*Work to do*.
What is the number of lines containing "capacitor"? Give only that number.
────────────────
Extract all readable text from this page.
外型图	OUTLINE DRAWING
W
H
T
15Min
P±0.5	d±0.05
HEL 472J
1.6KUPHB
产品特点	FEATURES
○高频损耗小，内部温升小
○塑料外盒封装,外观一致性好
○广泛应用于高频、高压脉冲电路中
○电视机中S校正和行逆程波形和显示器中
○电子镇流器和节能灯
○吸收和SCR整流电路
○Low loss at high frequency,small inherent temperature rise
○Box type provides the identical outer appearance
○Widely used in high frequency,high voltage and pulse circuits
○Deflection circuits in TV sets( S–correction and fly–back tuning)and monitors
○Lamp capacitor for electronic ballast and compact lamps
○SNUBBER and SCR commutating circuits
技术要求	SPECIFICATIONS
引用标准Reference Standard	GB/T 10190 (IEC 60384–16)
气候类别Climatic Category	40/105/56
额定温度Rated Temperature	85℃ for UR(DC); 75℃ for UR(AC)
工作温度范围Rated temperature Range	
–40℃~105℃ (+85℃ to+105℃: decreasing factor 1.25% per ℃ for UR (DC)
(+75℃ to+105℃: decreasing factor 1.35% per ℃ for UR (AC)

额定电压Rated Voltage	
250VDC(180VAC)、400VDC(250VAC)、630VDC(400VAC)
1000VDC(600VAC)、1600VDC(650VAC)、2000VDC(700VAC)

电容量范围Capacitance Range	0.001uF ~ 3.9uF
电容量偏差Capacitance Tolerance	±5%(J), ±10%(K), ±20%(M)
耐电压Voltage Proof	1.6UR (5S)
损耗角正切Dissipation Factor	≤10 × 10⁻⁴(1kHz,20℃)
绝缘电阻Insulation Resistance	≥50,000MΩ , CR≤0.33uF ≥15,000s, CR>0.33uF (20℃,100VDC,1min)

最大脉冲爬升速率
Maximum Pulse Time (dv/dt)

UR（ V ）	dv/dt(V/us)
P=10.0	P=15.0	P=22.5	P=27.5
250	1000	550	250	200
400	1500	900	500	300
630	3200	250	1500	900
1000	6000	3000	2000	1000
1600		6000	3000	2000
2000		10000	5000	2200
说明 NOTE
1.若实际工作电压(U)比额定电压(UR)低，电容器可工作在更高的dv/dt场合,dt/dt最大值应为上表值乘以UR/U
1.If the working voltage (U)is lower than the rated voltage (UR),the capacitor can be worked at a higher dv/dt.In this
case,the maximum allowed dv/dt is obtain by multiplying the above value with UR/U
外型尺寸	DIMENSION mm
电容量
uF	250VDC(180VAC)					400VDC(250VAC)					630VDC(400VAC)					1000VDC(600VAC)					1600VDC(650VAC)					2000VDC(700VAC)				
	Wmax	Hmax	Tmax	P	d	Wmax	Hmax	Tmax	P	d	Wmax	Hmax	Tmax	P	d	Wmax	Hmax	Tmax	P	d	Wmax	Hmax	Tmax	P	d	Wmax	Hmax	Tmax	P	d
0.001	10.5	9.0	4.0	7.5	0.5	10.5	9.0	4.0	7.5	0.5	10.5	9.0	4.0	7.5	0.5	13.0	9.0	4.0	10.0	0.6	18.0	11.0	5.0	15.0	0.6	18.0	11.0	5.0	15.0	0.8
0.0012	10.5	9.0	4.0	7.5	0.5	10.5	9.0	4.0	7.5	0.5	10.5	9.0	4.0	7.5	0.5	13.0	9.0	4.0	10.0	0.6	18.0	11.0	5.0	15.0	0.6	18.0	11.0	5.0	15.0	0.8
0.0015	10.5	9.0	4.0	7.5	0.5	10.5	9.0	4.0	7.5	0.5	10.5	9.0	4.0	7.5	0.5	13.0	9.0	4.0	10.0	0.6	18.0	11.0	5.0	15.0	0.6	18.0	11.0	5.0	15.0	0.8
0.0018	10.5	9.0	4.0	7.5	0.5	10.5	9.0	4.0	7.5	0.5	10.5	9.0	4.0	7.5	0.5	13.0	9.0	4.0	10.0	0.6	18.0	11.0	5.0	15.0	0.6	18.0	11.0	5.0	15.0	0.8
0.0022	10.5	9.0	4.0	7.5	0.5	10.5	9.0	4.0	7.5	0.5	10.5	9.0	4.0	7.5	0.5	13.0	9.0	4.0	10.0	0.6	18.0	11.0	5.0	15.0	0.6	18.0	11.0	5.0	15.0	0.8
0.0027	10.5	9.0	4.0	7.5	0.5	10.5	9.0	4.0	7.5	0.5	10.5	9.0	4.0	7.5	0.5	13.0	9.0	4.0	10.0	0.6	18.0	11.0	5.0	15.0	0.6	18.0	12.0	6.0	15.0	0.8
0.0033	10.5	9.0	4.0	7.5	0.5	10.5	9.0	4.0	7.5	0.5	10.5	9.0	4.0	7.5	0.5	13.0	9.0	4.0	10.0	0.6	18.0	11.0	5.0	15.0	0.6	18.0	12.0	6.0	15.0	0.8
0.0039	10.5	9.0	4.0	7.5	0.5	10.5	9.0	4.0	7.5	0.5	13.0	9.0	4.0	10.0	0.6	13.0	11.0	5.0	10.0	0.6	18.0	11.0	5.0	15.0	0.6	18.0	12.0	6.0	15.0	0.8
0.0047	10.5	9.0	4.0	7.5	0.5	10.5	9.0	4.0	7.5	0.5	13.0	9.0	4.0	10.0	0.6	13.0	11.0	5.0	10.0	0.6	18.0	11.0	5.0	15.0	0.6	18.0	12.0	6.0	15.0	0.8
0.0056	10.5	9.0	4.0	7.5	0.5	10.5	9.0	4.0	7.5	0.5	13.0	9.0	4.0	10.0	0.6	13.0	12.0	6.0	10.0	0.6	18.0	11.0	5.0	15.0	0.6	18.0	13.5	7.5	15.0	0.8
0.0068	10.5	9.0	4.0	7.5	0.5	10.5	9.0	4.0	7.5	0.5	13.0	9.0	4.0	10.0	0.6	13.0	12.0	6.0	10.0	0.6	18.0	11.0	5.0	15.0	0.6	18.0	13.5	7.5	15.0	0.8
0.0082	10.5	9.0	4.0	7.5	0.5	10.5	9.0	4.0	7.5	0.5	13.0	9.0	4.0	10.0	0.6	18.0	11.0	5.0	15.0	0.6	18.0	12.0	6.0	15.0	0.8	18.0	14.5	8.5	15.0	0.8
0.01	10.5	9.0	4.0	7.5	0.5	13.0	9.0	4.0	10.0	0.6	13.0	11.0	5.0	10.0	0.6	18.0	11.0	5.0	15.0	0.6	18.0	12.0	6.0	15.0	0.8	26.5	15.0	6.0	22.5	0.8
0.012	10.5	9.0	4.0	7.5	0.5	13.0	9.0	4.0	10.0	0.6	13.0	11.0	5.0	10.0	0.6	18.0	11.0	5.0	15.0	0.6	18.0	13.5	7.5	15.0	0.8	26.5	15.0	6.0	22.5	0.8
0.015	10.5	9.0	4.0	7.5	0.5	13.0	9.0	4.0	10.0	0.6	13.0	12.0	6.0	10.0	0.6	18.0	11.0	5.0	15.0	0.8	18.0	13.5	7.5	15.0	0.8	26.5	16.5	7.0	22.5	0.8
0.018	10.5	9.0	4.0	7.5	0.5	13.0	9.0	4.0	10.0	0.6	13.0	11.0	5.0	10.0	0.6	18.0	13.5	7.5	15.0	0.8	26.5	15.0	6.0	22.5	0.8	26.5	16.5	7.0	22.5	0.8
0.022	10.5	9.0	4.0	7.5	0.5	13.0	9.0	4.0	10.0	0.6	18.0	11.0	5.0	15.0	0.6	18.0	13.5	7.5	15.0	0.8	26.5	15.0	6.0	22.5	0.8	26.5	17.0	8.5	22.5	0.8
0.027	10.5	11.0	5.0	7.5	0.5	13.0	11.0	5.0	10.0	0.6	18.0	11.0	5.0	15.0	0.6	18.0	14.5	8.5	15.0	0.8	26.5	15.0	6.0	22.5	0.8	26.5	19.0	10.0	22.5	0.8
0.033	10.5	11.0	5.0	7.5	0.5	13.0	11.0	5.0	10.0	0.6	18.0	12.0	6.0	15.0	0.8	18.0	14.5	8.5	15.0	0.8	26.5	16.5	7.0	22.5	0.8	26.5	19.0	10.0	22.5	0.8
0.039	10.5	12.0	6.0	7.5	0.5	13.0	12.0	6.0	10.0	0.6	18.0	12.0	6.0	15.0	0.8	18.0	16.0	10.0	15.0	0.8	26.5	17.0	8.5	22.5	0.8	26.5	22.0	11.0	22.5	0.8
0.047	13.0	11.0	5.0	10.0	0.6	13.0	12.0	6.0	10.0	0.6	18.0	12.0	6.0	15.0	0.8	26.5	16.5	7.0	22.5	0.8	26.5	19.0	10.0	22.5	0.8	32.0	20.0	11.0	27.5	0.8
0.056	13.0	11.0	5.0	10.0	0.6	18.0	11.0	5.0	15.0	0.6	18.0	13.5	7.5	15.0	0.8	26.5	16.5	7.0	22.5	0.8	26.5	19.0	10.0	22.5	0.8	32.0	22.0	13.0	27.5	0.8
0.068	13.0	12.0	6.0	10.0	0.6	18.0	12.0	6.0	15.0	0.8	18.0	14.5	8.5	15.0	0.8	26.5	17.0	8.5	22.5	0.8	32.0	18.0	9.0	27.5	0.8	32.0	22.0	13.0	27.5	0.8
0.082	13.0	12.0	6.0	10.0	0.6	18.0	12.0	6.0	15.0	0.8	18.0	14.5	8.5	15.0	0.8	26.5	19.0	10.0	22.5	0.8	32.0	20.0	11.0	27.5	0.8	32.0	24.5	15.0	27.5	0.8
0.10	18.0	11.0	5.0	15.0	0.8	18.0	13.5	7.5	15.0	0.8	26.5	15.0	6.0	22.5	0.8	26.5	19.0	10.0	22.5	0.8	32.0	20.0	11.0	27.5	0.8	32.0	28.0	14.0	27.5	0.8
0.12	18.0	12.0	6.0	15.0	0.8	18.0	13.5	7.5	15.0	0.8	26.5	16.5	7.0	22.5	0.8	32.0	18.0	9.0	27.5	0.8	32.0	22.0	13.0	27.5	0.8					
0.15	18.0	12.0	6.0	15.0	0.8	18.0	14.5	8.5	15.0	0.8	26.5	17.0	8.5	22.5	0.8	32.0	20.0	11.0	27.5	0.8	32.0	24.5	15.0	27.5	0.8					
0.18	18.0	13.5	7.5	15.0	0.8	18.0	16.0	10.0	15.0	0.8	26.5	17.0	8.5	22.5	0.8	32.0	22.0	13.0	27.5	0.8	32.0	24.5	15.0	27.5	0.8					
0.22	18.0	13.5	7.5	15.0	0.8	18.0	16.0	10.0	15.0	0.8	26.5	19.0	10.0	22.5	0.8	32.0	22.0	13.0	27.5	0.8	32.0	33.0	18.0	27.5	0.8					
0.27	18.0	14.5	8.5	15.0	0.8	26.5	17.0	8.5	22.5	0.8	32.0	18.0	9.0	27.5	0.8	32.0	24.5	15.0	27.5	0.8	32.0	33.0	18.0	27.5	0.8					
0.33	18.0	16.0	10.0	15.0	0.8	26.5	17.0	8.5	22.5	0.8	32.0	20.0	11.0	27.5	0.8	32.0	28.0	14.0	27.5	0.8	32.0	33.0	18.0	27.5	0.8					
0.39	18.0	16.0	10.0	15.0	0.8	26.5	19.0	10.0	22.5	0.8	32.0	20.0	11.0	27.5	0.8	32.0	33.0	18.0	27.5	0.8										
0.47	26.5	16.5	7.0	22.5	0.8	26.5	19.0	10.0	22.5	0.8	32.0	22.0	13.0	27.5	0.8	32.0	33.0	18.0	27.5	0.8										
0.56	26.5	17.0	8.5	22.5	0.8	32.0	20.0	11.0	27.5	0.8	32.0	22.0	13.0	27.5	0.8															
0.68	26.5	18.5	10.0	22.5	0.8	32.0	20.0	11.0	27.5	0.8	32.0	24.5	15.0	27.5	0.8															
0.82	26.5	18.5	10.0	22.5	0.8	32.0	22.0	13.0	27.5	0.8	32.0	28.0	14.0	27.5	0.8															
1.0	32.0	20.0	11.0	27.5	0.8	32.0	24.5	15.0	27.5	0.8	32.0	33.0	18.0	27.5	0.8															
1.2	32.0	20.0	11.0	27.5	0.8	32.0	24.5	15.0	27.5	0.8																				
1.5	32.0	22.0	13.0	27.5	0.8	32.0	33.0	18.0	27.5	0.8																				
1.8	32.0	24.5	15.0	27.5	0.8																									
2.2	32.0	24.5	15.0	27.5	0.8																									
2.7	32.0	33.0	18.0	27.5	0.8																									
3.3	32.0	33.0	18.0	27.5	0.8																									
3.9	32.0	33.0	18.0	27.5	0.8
────────────────
*Final result*.
2